Work to complete
Which lines hold the word "Copywriter"? Copy each one.
==============================
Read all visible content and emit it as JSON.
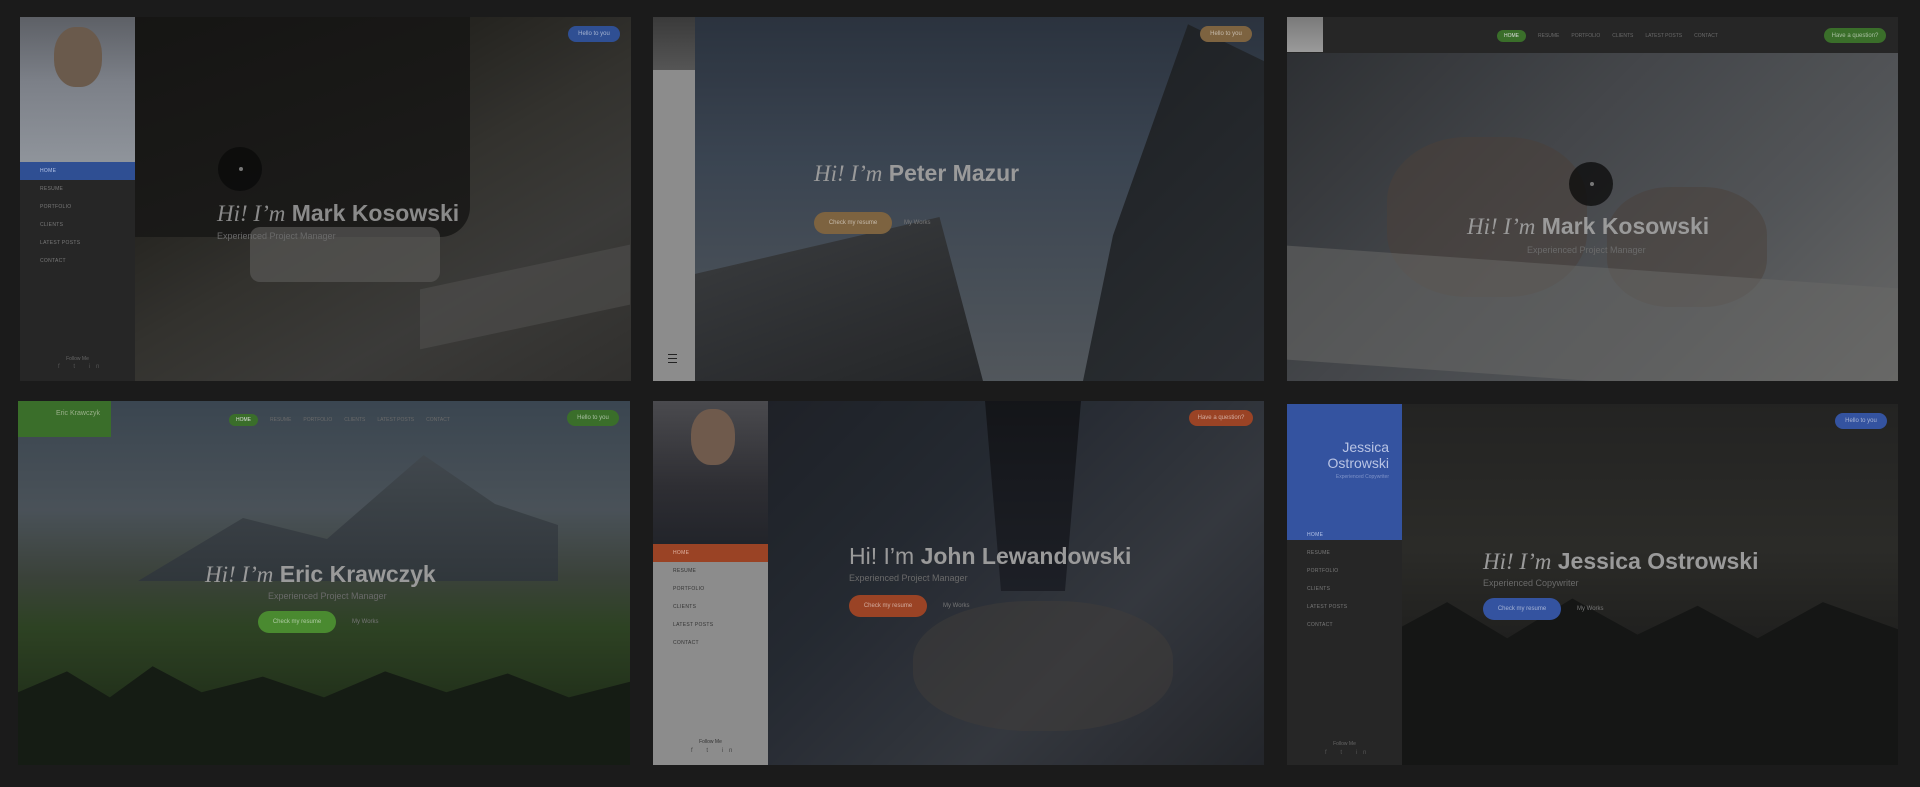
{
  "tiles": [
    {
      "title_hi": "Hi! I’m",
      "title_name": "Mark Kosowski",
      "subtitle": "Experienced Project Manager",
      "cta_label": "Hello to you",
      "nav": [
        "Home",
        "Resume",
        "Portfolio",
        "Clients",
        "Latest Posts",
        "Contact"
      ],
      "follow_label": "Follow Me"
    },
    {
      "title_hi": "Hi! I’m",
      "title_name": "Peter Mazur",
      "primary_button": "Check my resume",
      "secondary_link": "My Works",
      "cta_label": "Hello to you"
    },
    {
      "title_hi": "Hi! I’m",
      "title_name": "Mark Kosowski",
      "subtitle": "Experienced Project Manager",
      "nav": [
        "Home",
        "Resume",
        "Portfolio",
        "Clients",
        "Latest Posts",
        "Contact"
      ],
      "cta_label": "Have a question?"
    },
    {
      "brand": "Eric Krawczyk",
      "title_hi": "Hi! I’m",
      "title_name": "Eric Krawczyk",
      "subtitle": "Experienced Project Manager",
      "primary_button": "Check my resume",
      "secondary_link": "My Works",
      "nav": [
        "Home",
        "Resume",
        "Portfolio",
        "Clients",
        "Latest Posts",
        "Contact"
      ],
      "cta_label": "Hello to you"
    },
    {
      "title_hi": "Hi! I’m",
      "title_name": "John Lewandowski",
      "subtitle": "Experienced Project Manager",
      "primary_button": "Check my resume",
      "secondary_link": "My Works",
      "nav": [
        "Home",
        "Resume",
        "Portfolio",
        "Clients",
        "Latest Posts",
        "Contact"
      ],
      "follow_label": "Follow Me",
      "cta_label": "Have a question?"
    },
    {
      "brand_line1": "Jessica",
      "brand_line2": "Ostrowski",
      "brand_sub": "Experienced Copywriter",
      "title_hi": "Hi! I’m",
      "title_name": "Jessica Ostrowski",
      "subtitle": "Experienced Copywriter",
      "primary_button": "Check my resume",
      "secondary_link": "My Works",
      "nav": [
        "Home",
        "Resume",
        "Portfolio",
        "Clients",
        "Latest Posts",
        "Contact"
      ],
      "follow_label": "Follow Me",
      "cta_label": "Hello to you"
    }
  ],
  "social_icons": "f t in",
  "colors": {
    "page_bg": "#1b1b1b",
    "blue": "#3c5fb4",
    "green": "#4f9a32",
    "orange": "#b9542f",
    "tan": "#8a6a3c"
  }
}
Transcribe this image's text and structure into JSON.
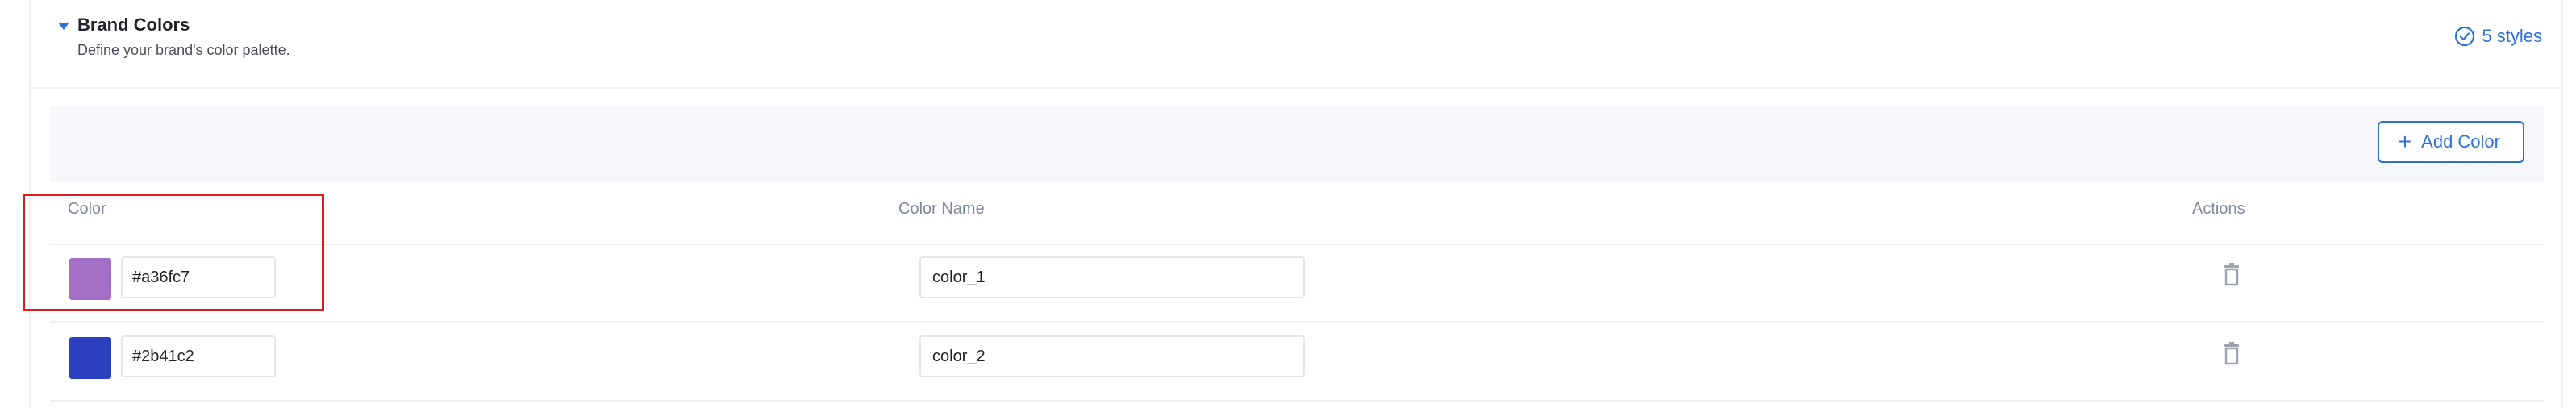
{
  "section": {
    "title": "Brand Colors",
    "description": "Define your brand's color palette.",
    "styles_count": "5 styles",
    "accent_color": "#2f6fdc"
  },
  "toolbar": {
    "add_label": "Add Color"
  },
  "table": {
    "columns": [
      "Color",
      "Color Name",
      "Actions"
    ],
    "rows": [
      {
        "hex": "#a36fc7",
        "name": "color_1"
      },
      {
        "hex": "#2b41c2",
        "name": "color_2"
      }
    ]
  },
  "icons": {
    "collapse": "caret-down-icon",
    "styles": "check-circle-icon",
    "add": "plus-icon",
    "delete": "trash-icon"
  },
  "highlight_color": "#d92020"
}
==============================
Expected output
      "brand_sub": "Experienced Copywriter",
      "subtitle": "Experienced Copywriter",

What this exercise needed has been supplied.